• _SET TASK_:
Find each line with "colors" and copy it.
--- BEGIN ---
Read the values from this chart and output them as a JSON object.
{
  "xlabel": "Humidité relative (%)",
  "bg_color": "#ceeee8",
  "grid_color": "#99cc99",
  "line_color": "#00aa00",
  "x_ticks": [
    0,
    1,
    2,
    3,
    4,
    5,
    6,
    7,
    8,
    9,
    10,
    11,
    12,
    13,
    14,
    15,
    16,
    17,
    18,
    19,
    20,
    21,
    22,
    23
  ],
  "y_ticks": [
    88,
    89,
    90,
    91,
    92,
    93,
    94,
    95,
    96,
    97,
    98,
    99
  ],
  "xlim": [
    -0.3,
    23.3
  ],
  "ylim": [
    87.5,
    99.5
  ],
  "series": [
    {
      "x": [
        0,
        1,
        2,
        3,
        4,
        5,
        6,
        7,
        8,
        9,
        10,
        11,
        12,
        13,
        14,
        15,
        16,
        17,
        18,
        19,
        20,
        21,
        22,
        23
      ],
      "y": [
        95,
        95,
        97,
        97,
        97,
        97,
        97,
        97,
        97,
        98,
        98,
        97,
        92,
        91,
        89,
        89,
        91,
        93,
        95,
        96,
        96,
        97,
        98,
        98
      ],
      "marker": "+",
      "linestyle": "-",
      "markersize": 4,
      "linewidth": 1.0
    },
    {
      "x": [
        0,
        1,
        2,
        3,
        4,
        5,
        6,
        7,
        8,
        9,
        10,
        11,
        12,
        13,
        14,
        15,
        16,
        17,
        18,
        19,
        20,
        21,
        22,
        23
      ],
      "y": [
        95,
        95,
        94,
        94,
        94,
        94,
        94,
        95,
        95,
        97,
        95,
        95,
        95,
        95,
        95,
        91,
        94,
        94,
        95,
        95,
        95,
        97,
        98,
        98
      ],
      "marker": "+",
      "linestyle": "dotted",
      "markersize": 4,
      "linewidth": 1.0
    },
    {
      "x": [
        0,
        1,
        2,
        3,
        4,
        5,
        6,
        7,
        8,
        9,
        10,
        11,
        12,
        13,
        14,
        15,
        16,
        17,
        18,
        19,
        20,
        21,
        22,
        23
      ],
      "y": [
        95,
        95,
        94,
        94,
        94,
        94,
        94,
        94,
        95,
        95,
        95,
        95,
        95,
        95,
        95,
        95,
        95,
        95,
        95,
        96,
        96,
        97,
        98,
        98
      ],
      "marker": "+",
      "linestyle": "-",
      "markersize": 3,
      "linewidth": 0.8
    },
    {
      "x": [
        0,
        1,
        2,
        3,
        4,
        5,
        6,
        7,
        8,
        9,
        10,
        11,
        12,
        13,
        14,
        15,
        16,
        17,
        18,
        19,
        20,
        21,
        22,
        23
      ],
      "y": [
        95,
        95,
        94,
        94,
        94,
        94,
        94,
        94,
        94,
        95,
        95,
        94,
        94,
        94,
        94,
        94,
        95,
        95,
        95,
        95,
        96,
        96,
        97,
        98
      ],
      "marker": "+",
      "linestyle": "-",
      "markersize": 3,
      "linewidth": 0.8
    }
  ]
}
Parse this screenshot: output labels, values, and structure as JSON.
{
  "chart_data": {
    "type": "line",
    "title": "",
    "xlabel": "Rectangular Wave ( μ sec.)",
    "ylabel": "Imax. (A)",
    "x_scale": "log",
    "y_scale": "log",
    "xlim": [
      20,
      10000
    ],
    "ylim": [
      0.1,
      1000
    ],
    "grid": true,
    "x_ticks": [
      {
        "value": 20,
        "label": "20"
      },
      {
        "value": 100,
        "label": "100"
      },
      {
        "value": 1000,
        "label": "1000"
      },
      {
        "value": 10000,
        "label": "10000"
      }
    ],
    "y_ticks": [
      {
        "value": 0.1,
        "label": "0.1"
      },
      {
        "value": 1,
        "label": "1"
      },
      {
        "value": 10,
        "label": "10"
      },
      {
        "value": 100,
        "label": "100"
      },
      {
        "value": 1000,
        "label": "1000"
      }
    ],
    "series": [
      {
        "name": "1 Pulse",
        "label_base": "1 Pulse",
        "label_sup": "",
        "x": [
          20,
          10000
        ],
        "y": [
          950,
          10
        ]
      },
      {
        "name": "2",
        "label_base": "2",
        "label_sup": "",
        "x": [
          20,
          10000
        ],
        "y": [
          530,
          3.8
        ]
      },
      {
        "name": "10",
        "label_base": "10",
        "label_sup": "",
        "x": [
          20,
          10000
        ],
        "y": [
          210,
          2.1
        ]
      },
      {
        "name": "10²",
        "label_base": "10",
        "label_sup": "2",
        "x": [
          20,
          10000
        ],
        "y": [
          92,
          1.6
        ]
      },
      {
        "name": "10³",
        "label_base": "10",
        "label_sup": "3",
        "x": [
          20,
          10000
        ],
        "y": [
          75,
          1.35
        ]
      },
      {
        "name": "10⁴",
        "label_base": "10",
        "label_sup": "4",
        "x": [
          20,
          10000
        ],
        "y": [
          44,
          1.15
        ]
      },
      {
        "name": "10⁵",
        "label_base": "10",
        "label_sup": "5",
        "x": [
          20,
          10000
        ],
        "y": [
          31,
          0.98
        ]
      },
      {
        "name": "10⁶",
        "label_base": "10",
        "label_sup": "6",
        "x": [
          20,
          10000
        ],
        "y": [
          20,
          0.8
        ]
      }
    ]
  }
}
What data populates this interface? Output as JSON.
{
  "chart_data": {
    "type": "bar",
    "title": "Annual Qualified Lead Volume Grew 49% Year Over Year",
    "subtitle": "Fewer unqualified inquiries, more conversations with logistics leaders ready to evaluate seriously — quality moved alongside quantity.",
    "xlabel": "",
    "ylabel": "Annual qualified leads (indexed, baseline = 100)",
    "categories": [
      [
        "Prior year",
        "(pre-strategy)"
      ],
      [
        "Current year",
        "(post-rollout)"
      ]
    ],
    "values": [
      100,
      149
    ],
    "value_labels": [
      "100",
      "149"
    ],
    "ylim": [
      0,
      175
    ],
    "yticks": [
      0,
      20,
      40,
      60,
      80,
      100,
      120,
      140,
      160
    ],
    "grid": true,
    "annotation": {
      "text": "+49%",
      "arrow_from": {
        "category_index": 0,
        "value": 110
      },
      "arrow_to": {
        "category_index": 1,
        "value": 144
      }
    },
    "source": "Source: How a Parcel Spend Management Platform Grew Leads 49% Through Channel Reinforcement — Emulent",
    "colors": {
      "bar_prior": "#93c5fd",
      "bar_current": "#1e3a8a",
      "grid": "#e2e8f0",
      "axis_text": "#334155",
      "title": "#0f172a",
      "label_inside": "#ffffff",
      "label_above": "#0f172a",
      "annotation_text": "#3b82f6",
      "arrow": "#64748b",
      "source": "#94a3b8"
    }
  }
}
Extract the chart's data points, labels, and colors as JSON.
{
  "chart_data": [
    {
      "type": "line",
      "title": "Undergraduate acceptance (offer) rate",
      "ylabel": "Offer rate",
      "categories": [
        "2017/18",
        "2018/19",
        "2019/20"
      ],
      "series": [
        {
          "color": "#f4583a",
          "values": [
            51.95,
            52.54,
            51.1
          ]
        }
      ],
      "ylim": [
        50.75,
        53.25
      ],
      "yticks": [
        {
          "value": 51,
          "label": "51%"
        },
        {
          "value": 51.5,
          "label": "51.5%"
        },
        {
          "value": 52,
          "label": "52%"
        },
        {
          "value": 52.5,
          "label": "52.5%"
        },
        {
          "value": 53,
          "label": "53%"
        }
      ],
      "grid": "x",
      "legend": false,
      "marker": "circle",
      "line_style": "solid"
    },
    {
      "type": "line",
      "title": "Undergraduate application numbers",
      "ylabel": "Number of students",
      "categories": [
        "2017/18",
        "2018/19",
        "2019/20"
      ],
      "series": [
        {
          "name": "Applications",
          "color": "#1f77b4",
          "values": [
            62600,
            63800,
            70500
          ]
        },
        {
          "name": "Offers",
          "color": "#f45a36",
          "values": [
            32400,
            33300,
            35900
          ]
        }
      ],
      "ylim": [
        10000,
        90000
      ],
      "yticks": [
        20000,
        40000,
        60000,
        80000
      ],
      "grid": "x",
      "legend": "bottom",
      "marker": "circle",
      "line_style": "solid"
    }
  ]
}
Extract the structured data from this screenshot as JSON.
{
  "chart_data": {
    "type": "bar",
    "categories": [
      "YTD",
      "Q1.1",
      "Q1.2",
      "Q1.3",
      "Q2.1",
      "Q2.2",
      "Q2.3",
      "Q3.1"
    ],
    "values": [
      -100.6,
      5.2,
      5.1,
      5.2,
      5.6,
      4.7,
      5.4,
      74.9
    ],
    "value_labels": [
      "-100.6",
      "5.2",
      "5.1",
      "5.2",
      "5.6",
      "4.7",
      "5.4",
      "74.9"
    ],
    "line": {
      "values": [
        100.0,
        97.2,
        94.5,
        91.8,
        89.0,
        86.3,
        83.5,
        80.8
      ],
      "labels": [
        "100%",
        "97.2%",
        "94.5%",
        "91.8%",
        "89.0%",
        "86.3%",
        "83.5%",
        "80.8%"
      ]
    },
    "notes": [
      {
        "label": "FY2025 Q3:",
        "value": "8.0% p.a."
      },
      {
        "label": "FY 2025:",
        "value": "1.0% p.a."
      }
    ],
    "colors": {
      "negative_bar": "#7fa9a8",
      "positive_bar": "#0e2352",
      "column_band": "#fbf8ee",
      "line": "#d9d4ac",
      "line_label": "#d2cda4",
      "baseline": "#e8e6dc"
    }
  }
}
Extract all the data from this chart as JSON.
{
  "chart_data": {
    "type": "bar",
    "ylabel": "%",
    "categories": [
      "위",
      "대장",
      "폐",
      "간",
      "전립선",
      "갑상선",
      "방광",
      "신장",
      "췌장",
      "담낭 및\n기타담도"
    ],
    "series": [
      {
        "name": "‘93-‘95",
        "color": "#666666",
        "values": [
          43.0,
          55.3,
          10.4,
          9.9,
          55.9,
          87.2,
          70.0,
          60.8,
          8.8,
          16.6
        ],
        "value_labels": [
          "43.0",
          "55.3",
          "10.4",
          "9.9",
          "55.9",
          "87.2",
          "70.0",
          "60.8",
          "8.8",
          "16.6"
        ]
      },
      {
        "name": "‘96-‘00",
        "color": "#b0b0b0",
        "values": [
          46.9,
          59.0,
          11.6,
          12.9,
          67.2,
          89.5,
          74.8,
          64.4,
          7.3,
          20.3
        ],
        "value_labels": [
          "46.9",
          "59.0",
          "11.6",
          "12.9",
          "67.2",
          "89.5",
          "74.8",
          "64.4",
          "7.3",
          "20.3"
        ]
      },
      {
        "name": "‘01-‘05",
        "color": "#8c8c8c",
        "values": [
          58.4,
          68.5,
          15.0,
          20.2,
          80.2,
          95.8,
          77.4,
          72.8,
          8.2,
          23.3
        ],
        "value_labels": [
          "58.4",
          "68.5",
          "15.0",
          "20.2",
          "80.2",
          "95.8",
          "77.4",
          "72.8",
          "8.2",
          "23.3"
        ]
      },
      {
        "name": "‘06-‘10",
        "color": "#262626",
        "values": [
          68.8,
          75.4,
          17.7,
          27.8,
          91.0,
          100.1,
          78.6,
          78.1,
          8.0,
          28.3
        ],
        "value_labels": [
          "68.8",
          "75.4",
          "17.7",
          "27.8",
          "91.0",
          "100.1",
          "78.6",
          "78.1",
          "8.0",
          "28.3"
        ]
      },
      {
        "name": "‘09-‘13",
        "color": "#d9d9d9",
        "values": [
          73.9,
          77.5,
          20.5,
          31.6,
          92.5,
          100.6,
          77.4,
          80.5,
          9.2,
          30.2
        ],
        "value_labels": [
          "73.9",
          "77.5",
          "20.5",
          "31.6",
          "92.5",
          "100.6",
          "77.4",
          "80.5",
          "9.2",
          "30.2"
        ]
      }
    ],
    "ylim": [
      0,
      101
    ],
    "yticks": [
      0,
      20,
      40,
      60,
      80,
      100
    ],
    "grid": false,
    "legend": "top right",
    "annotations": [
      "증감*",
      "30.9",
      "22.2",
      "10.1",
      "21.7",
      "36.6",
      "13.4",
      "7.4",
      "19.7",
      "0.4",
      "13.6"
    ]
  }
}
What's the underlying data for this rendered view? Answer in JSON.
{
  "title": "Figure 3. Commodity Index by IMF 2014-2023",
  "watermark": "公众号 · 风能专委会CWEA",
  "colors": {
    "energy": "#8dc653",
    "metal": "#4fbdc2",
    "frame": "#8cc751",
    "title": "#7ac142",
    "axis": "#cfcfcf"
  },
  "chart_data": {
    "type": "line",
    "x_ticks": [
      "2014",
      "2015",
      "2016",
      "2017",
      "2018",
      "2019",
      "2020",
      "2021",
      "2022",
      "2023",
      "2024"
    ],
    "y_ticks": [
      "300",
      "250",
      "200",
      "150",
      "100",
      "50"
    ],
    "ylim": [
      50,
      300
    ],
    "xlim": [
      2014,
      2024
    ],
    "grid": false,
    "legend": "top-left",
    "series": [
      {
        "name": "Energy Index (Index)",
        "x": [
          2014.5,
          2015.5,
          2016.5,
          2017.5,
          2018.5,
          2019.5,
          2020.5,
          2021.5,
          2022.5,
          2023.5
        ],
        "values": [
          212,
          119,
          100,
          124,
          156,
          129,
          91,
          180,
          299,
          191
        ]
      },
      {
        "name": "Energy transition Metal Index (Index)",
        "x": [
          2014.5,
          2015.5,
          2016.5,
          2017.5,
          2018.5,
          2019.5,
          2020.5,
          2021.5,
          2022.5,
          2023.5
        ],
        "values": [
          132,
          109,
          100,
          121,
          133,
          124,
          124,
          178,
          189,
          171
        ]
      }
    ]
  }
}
--- END ---
• _FINISHED EXERCISE_:
    "colors": {
Extract the chart's data points, labels, and colors as JSON.
    "colors": {
  "colors": {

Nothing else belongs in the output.